++++ SECTION DU TEXTE

Nous sommes perdus

En apnée sous l’eau verte

Nous sommes perdus est une errance en plusieurs actes, où se croisent dans une nature englobante des corps égarés, absorbés. Ce sont des proches, des ­individus dispersés, esseulés qui ­constituent à la fois un groupe uni et désuni. Seule la figure du père est absente. Il est l’élément manquant qui rassemble. La nature apparaît comme un terrain de jeu, avec ses chemins sans but, ses zones obscures et ­abruptes, ses ­lumières découpées et ses horizons bouchés. C’est le long de ces ­marches dans ces paysages à la fois inquiétants et ­troublants où se construisent les imaginaires, que se tisse la trame de cette série, le temps d’une fuite sans issue. Des bribes dispersées d’éléments naturels se mêlent à ces corps, pour esquisser une cartographie floue où ­le manque et la solitude en ­façonnent les frontières.

++++++++
++++ SEGMENT DE DONNÉES

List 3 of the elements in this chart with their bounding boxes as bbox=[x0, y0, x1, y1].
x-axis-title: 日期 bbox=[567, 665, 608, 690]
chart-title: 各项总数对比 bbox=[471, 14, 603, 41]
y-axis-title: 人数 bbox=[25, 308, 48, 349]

++++++++

VÉRIFIER SA COMPRÉHENSION –
1: Répondez à ces questions sur le texte consacré à Nous sommes perdus :
(a) Quelle figure est absente du groupe ?
(b) Comme quoi la nature apparaît-elle ?
(c) Qu'est-ce qui façonne les frontières de la cartographie floue ?
2: Reprenez, s'il vous plaît, le texte consacré à Nous sommes perdus après sa dernière phrase.
La liste est un matériau à part, indépendant du texte.

RÉSULTATS DE L'EXERCICE –
1:
(a) La figure du père.
(b) Comme un terrain de jeu.
(c) Le manque et la solitude.

2:
L’Acte 2 de ce projet se noie dans un ­environnement forestier, aquatique ­et ­vibrant. Les matières sont ­impalpables, glissantes, fuyantes ou brutes. Ici, les ­personnages ­semblent figés sur le seuil d’un après qui grince où la faune et la flore se mêlent aux corps immobiles, telle une mue inachevée d’une ­métamorphose échouée.